WHAT THE TASK REQUIRES:
Which lines hold the string "title"? Copy every one of them.

----------------

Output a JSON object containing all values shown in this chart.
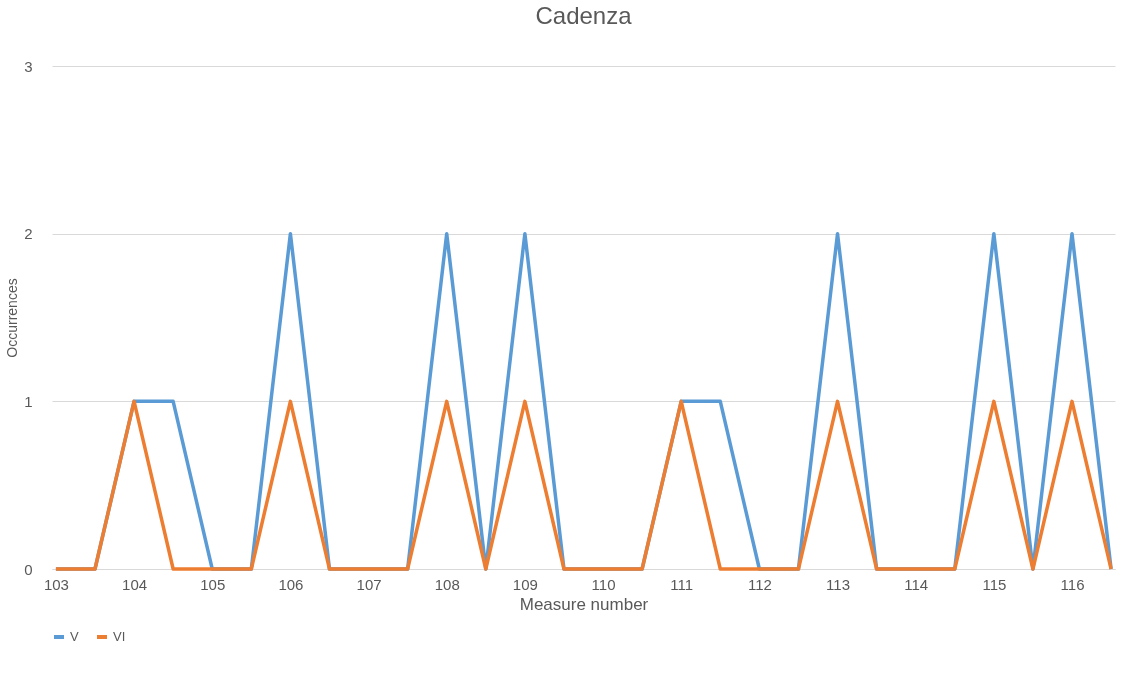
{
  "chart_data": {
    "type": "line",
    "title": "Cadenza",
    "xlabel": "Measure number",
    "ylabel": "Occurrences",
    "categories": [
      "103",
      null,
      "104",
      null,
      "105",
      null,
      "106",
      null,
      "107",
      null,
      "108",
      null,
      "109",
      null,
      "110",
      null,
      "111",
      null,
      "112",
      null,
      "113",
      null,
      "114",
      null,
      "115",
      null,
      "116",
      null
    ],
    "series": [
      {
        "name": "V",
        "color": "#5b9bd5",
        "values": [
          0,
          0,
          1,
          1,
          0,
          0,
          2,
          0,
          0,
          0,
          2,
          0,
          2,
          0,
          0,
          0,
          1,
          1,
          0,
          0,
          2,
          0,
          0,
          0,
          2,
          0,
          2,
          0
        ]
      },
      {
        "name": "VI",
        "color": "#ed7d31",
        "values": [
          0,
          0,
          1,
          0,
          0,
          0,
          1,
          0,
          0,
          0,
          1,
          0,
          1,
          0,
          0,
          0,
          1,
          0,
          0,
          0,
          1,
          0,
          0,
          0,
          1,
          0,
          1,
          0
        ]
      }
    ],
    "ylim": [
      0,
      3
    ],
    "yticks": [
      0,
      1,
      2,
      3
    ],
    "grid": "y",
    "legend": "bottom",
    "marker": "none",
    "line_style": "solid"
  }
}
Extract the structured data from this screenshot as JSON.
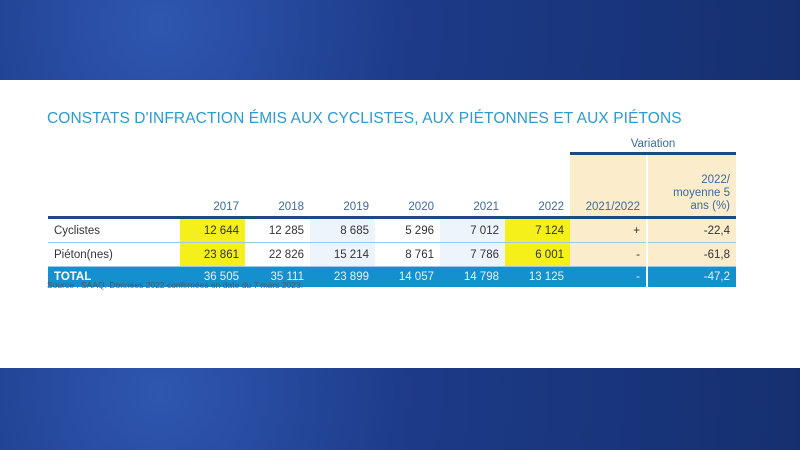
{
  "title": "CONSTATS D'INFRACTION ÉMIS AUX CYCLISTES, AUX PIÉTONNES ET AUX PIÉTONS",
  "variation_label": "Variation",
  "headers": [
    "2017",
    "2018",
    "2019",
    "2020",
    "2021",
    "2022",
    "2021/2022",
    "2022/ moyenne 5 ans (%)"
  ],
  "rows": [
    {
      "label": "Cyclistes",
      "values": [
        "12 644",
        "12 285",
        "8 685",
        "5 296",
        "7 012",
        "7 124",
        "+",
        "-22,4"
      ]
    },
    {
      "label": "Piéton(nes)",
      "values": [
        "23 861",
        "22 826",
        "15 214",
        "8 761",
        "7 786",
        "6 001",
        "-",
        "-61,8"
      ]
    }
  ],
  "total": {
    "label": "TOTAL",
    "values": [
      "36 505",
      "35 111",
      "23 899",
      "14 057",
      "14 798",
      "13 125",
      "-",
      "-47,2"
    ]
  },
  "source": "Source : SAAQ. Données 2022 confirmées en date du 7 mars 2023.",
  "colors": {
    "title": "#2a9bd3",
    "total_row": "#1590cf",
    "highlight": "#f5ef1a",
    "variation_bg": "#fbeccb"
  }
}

----------------

RESPONSE TO THE EXERCISE:
    "title": "Cadenza",
  "title": "CONSTATS D'INFRACTION ÉMIS AUX CYCLISTES, AUX PIÉTONNES ET AUX PIÉTONS",
    "title": "#2a9bd3",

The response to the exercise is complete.